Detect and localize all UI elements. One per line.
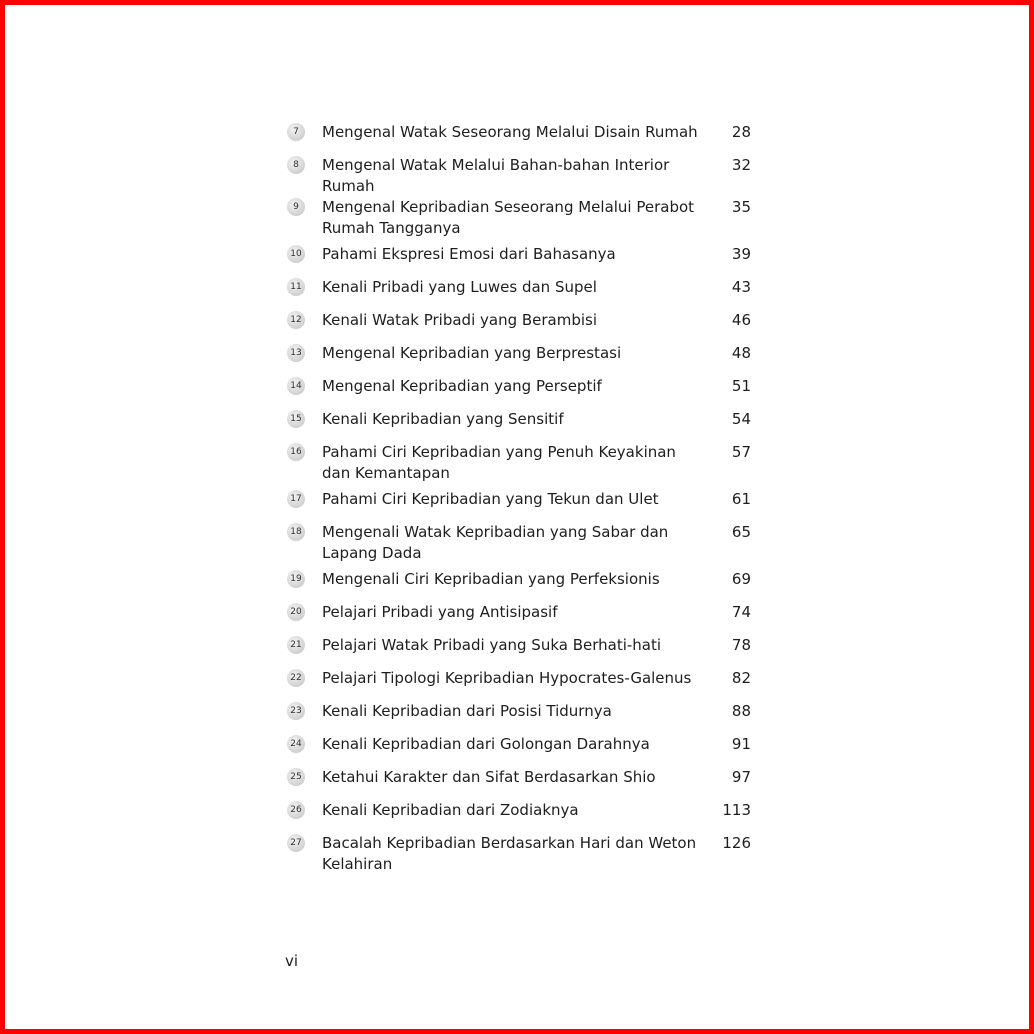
chapter-title: Pahami Ciri Kepribadian yang Tekun dan Ulet xyxy=(322,490,659,508)
chapter-title: Pahami Ciri Kepribadian yang Penuh Keyakinan dan Kemantapan xyxy=(322,443,676,482)
chapter-number-badge: 13 xyxy=(287,344,305,362)
chapter-page-number: 43 xyxy=(731,278,751,296)
chapter-title: Bacalah Kepribadian Berdasarkan Hari dan Weton Kelahiran xyxy=(322,834,697,873)
chapter-page-number: 57 xyxy=(731,443,751,461)
chapter-number-badge: 9 xyxy=(287,198,305,216)
chapter-number-badge: 24 xyxy=(287,735,305,753)
chapter-page-number: 65 xyxy=(731,523,751,541)
toc-entry xyxy=(287,522,751,569)
chapter-number-badge: 17 xyxy=(287,490,305,508)
chapter-title: Kenali Kepribadian dari Zodiaknya xyxy=(322,801,579,819)
table-of-contents xyxy=(287,122,751,880)
chapter-number-badge: 19 xyxy=(287,570,305,588)
chapter-title: Pelajari Tipologi Kepribadian Hypocrates-Galenus xyxy=(322,669,692,687)
chapter-page-number: 69 xyxy=(731,570,751,588)
chapter-page-number: 126 xyxy=(722,834,751,852)
chapter-number-badge: 25 xyxy=(287,768,305,786)
chapter-title: Ketahui Karakter dan Sifat Berdasarkan Shio xyxy=(322,768,656,786)
chapter-number-badge: 27 xyxy=(287,834,305,852)
chapter-page-number: 51 xyxy=(731,377,751,395)
toc-entry xyxy=(287,122,751,155)
chapter-title: Mengenal Watak Seseorang Melalui Disain Rumah xyxy=(322,123,698,141)
chapter-title: Kenali Pribadi yang Luwes dan Supel xyxy=(322,278,597,296)
toc-entry xyxy=(287,569,751,602)
chapter-number-badge: 12 xyxy=(287,311,305,329)
chapter-page-number: 54 xyxy=(731,410,751,428)
chapter-page-number: 61 xyxy=(731,490,751,508)
chapter-number-badge: 15 xyxy=(287,410,305,428)
chapter-page-number: 74 xyxy=(731,603,751,621)
toc-entry xyxy=(287,343,751,376)
toc-entry xyxy=(287,376,751,409)
chapter-title: Mengenal Kepribadian Seseorang Melalui Perabot Rumah Tangganya xyxy=(322,198,695,237)
toc-entry xyxy=(287,668,751,701)
toc-entry xyxy=(287,734,751,767)
chapter-title: Mengenali Watak Kepribadian yang Sabar dan Lapang Dada xyxy=(322,523,669,562)
chapter-page-number: 97 xyxy=(731,768,751,786)
chapter-number-badge: 8 xyxy=(287,156,305,174)
page-folio: vi xyxy=(285,952,299,970)
chapter-number-badge: 14 xyxy=(287,377,305,395)
chapter-page-number: 88 xyxy=(731,702,751,720)
chapter-title: Kenali Kepribadian dari Golongan Darahnya xyxy=(322,735,650,753)
chapter-title: Mengenal Watak Melalui Bahan-bahan Interior Rumah xyxy=(322,156,670,195)
chapter-title: Mengenali Ciri Kepribadian yang Perfeksionis xyxy=(322,570,660,588)
chapter-number-badge: 16 xyxy=(287,443,305,461)
toc-entry xyxy=(287,409,751,442)
chapter-page-number: 32 xyxy=(731,156,751,174)
toc-entry xyxy=(287,701,751,734)
chapter-number-badge: 23 xyxy=(287,702,305,720)
toc-entry xyxy=(287,244,751,277)
toc-entry xyxy=(287,489,751,522)
chapter-title: Kenali Kepribadian yang Sensitif xyxy=(322,410,564,428)
chapter-title: Mengenal Kepribadian yang Perseptif xyxy=(322,377,602,395)
chapter-page-number: 48 xyxy=(731,344,751,362)
chapter-page-number: 35 xyxy=(731,198,751,216)
chapter-page-number: 39 xyxy=(731,245,751,263)
chapter-page-number: 46 xyxy=(731,311,751,329)
chapter-number-badge: 7 xyxy=(287,123,305,141)
chapter-title: Pelajari Watak Pribadi yang Suka Berhati-hati xyxy=(322,636,662,654)
toc-entry xyxy=(287,310,751,343)
chapter-title: Kenali Kepribadian dari Posisi Tidurnya xyxy=(322,702,612,720)
toc-entry xyxy=(287,767,751,800)
chapter-title: Pelajari Pribadi yang Antisipasif xyxy=(322,603,558,621)
chapter-page-number: 82 xyxy=(731,669,751,687)
chapter-number-badge: 22 xyxy=(287,669,305,687)
chapter-page-number: 113 xyxy=(722,801,751,819)
chapter-title: Pahami Ekspresi Emosi dari Bahasanya xyxy=(322,245,616,263)
toc-entry xyxy=(287,635,751,668)
chapter-title: Mengenal Kepribadian yang Berprestasi xyxy=(322,344,622,362)
toc-entry xyxy=(287,277,751,310)
chapter-page-number: 78 xyxy=(731,636,751,654)
chapter-number-badge: 20 xyxy=(287,603,305,621)
chapter-number-badge: 11 xyxy=(287,278,305,296)
toc-entry xyxy=(287,833,751,880)
chapter-page-number: 91 xyxy=(731,735,751,753)
toc-entry xyxy=(287,602,751,635)
chapter-title: Kenali Watak Pribadi yang Berambisi xyxy=(322,311,598,329)
toc-entry xyxy=(287,155,751,197)
chapter-number-badge: 21 xyxy=(287,636,305,654)
chapter-number-badge: 18 xyxy=(287,523,305,541)
toc-entry xyxy=(287,442,751,489)
toc-entry xyxy=(287,800,751,833)
toc-entry xyxy=(287,197,751,244)
chapter-page-number: 28 xyxy=(731,123,751,141)
chapter-number-badge: 10 xyxy=(287,245,305,263)
chapter-number-badge: 26 xyxy=(287,801,305,819)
-- -- --
### What this task involves
Reproduce all of the material above word for word, line by line, and leave out the pictures.

### Answer below
Detect and localize all UI elements. One per line.
chapter-title: Pahami Ciri Kepribadian yang Tekun dan Ulet xyxy=(322,490,659,508)
chapter-title: Pahami Ciri Kepribadian yang Penuh Keyakinan dan Kemantapan xyxy=(322,443,676,482)
chapter-number-badge: 13 xyxy=(287,344,305,362)
chapter-page-number: 43 xyxy=(731,278,751,296)
chapter-title: Bacalah Kepribadian Berdasarkan Hari dan Weton Kelahiran xyxy=(322,834,697,873)
chapter-page-number: 57 xyxy=(731,443,751,461)
chapter-number-badge: 9 xyxy=(287,198,305,216)
chapter-number-badge: 24 xyxy=(287,735,305,753)
chapter-page-number: 65 xyxy=(731,523,751,541)
toc-entry xyxy=(287,522,751,569)
chapter-number-badge: 17 xyxy=(287,490,305,508)
chapter-title: Kenali Kepribadian dari Zodiaknya xyxy=(322,801,579,819)
table-of-contents xyxy=(287,122,751,880)
chapter-number-badge: 19 xyxy=(287,570,305,588)
chapter-title: Pelajari Tipologi Kepribadian Hypocrates-Galenus xyxy=(322,669,692,687)
chapter-page-number: 69 xyxy=(731,570,751,588)
chapter-page-number: 126 xyxy=(722,834,751,852)
chapter-number-badge: 25 xyxy=(287,768,305,786)
chapter-title: Ketahui Karakter dan Sifat Berdasarkan Shio xyxy=(322,768,656,786)
chapter-number-badge: 27 xyxy=(287,834,305,852)
chapter-page-number: 51 xyxy=(731,377,751,395)
toc-entry xyxy=(287,122,751,155)
chapter-title: Mengenal Watak Seseorang Melalui Disain Rumah xyxy=(322,123,698,141)
chapter-title: Kenali Pribadi yang Luwes dan Supel xyxy=(322,278,597,296)
toc-entry xyxy=(287,569,751,602)
chapter-number-badge: 12 xyxy=(287,311,305,329)
chapter-page-number: 54 xyxy=(731,410,751,428)
chapter-page-number: 61 xyxy=(731,490,751,508)
chapter-number-badge: 15 xyxy=(287,410,305,428)
chapter-page-number: 74 xyxy=(731,603,751,621)
toc-entry xyxy=(287,343,751,376)
toc-entry xyxy=(287,376,751,409)
chapter-title: Mengenal Kepribadian Seseorang Melalui Perabot Rumah Tangganya xyxy=(322,198,695,237)
toc-entry xyxy=(287,668,751,701)
toc-entry xyxy=(287,734,751,767)
chapter-title: Mengenali Watak Kepribadian yang Sabar dan Lapang Dada xyxy=(322,523,669,562)
chapter-page-number: 97 xyxy=(731,768,751,786)
chapter-number-badge: 8 xyxy=(287,156,305,174)
page-folio: vi xyxy=(285,952,299,970)
chapter-number-badge: 14 xyxy=(287,377,305,395)
chapter-page-number: 88 xyxy=(731,702,751,720)
chapter-title: Kenali Kepribadian dari Golongan Darahnya xyxy=(322,735,650,753)
chapter-title: Mengenal Watak Melalui Bahan-bahan Interior Rumah xyxy=(322,156,670,195)
chapter-title: Mengenali Ciri Kepribadian yang Perfeksionis xyxy=(322,570,660,588)
chapter-number-badge: 16 xyxy=(287,443,305,461)
toc-entry xyxy=(287,409,751,442)
chapter-page-number: 32 xyxy=(731,156,751,174)
toc-entry xyxy=(287,701,751,734)
chapter-number-badge: 23 xyxy=(287,702,305,720)
toc-entry xyxy=(287,244,751,277)
toc-entry xyxy=(287,489,751,522)
chapter-title: Kenali Kepribadian yang Sensitif xyxy=(322,410,564,428)
chapter-title: Mengenal Kepribadian yang Perseptif xyxy=(322,377,602,395)
chapter-page-number: 48 xyxy=(731,344,751,362)
chapter-page-number: 35 xyxy=(731,198,751,216)
chapter-page-number: 39 xyxy=(731,245,751,263)
chapter-page-number: 46 xyxy=(731,311,751,329)
chapter-number-badge: 7 xyxy=(287,123,305,141)
chapter-title: Pelajari Watak Pribadi yang Suka Berhati-hati xyxy=(322,636,662,654)
toc-entry xyxy=(287,310,751,343)
chapter-title: Kenali Kepribadian dari Posisi Tidurnya xyxy=(322,702,612,720)
toc-entry xyxy=(287,767,751,800)
chapter-title: Pelajari Pribadi yang Antisipasif xyxy=(322,603,558,621)
chapter-page-number: 82 xyxy=(731,669,751,687)
chapter-number-badge: 22 xyxy=(287,669,305,687)
chapter-page-number: 113 xyxy=(722,801,751,819)
chapter-title: Pahami Ekspresi Emosi dari Bahasanya xyxy=(322,245,616,263)
toc-entry xyxy=(287,635,751,668)
chapter-title: Mengenal Kepribadian yang Berprestasi xyxy=(322,344,622,362)
toc-entry xyxy=(287,277,751,310)
chapter-page-number: 78 xyxy=(731,636,751,654)
chapter-number-badge: 20 xyxy=(287,603,305,621)
chapter-number-badge: 11 xyxy=(287,278,305,296)
toc-entry xyxy=(287,833,751,880)
chapter-page-number: 91 xyxy=(731,735,751,753)
toc-entry xyxy=(287,602,751,635)
chapter-title: Kenali Watak Pribadi yang Berambisi xyxy=(322,311,598,329)
toc-entry xyxy=(287,155,751,197)
chapter-number-badge: 21 xyxy=(287,636,305,654)
chapter-number-badge: 18 xyxy=(287,523,305,541)
toc-entry xyxy=(287,442,751,489)
toc-entry xyxy=(287,800,751,833)
toc-entry xyxy=(287,197,751,244)
chapter-page-number: 28 xyxy=(731,123,751,141)
chapter-number-badge: 10 xyxy=(287,245,305,263)
chapter-number-badge: 26 xyxy=(287,801,305,819)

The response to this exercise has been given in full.